DATA LISTING ::
— BEGIN —

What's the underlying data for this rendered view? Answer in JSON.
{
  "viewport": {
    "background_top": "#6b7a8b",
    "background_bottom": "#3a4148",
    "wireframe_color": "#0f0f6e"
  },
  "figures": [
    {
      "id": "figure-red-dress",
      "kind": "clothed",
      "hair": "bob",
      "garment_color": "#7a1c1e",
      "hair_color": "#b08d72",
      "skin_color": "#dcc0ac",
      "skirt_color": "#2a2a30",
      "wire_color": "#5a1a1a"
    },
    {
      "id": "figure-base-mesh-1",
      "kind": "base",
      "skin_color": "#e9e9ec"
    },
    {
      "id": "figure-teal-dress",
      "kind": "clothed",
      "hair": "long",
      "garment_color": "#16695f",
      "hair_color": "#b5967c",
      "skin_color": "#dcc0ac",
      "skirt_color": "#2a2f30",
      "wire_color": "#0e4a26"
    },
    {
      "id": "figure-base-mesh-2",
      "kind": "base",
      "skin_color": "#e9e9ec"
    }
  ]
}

— END —

DESCRIPTION OF THE TASK ::
Reproduce the entries above exactly.

COMPLETED TASK ::
What's the underlying data for this rendered view? Answer in JSON.
{
  "viewport": {
    "background_top": "#6b7a8b",
    "background_bottom": "#3a4148",
    "wireframe_color": "#0f0f6e"
  },
  "figures": [
    {
      "id": "figure-red-dress",
      "kind": "clothed",
      "hair": "bob",
      "garment_color": "#7a1c1e",
      "hair_color": "#b08d72",
      "skin_color": "#dcc0ac",
      "skirt_color": "#2a2a30",
      "wire_color": "#5a1a1a"
    },
    {
      "id": "figure-base-mesh-1",
      "kind": "base",
      "skin_color": "#e9e9ec"
    },
    {
      "id": "figure-teal-dress",
      "kind": "clothed",
      "hair": "long",
      "garment_color": "#16695f",
      "hair_color": "#b5967c",
      "skin_color": "#dcc0ac",
      "skirt_color": "#2a2f30",
      "wire_color": "#0e4a26"
    },
    {
      "id": "figure-base-mesh-2",
      "kind": "base",
      "skin_color": "#e9e9ec"
    }
  ]
}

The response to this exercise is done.